__What to produce__: For every line in the records that has the word "Número", make a copy.

***

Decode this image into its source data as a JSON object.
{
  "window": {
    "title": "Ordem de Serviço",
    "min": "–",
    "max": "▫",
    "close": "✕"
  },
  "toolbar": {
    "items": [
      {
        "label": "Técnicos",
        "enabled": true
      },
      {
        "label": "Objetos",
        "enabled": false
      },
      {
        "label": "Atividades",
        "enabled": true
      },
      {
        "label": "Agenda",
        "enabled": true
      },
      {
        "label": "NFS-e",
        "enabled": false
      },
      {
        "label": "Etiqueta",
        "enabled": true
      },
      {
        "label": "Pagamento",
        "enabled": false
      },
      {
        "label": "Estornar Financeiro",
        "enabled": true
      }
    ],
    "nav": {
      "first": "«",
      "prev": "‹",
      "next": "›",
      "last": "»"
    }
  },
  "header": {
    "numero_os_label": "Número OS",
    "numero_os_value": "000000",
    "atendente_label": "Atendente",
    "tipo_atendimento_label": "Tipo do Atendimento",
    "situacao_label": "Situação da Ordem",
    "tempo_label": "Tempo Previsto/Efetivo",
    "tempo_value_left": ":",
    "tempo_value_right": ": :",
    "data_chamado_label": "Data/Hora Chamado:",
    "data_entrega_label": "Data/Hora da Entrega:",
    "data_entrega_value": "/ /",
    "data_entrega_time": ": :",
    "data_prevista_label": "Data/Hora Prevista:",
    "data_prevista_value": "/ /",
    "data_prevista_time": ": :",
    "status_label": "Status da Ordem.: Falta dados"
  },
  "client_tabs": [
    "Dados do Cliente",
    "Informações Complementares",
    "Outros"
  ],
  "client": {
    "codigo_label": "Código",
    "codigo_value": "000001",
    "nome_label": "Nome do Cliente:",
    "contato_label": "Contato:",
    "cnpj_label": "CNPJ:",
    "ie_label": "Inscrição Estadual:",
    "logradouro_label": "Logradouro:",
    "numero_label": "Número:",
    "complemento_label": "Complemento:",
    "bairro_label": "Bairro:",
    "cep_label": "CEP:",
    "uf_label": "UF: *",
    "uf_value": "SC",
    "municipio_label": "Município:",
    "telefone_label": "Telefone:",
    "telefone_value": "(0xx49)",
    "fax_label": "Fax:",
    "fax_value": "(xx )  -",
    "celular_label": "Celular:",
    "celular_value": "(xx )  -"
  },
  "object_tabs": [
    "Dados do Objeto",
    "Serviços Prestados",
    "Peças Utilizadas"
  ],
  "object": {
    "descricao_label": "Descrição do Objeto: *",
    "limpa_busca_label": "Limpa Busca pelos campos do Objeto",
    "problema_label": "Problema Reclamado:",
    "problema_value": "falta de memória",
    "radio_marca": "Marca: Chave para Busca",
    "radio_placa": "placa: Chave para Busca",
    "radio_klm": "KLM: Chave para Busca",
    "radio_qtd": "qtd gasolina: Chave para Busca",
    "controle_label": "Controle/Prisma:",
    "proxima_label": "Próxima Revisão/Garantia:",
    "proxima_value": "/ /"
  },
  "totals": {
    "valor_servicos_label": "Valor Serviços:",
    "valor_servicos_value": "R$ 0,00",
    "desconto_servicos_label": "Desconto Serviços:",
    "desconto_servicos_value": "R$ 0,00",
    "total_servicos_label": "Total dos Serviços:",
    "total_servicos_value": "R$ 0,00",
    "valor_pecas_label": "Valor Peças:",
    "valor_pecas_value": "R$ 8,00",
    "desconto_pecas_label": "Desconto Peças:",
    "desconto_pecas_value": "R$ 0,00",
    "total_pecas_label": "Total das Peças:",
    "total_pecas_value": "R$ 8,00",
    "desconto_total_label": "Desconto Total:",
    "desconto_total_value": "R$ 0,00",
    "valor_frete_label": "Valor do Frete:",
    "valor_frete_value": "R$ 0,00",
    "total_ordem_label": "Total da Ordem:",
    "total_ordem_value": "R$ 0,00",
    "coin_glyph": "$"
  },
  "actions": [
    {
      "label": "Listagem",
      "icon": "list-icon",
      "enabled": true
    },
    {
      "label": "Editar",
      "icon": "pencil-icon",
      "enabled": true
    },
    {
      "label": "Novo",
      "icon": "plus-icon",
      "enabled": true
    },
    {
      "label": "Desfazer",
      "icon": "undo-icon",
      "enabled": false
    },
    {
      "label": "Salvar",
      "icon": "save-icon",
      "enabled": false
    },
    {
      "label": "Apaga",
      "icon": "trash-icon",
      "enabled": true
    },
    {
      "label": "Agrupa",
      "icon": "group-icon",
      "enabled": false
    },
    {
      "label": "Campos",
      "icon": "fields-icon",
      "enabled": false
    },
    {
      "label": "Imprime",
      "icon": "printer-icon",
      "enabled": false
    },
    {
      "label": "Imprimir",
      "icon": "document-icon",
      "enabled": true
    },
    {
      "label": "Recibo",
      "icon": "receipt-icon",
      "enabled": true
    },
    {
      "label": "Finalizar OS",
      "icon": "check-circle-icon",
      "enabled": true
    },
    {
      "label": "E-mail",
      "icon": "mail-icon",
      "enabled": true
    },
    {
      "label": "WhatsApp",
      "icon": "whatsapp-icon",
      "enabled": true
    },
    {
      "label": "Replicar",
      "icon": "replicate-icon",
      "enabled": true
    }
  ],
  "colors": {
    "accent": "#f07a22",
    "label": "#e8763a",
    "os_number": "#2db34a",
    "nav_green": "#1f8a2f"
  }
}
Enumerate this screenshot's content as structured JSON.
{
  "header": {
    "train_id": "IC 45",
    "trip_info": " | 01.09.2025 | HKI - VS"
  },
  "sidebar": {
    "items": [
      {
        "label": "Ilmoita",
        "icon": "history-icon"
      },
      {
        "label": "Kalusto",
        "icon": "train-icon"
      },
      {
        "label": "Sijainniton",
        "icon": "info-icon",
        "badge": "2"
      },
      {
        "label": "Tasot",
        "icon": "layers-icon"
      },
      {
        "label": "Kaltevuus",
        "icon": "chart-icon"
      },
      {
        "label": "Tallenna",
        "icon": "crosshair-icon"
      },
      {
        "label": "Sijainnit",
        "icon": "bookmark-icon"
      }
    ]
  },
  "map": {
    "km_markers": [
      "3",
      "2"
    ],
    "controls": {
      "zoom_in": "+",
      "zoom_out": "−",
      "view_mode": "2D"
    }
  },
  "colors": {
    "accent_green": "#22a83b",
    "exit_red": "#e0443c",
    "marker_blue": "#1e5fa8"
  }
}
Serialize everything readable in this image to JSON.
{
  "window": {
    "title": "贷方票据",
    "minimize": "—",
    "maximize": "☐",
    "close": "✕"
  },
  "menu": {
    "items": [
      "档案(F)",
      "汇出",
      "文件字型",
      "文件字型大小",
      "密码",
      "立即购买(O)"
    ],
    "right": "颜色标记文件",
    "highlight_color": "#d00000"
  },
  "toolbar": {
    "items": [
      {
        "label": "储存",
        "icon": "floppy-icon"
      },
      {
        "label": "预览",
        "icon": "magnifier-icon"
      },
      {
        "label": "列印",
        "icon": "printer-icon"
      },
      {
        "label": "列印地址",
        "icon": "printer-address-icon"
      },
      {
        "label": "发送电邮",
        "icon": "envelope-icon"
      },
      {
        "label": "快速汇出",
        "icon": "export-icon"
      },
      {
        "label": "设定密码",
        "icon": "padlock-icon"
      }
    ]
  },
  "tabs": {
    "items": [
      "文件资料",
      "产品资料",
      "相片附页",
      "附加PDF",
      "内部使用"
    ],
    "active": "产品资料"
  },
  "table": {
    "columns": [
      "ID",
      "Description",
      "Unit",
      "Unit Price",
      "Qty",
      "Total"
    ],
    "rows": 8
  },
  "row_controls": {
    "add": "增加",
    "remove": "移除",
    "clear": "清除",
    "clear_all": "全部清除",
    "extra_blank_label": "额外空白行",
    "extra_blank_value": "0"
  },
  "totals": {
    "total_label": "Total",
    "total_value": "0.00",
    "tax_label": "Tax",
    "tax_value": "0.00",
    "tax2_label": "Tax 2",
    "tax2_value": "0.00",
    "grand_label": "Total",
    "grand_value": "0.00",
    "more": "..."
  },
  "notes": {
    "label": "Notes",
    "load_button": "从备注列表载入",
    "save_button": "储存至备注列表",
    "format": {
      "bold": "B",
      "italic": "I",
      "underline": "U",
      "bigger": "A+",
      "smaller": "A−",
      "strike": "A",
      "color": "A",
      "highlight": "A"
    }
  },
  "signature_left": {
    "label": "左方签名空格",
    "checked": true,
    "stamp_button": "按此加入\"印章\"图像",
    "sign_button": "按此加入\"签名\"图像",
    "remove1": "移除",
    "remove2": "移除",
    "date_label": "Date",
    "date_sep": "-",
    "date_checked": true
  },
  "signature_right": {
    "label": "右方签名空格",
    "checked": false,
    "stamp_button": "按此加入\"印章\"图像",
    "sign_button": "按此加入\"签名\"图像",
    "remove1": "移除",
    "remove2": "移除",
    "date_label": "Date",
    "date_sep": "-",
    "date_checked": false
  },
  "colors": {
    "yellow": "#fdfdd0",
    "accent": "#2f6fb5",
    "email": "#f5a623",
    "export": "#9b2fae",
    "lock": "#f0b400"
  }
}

***

__Answer to this problem__:
    "numero_os_label": "Número OS",
    "numero_label": "Número:",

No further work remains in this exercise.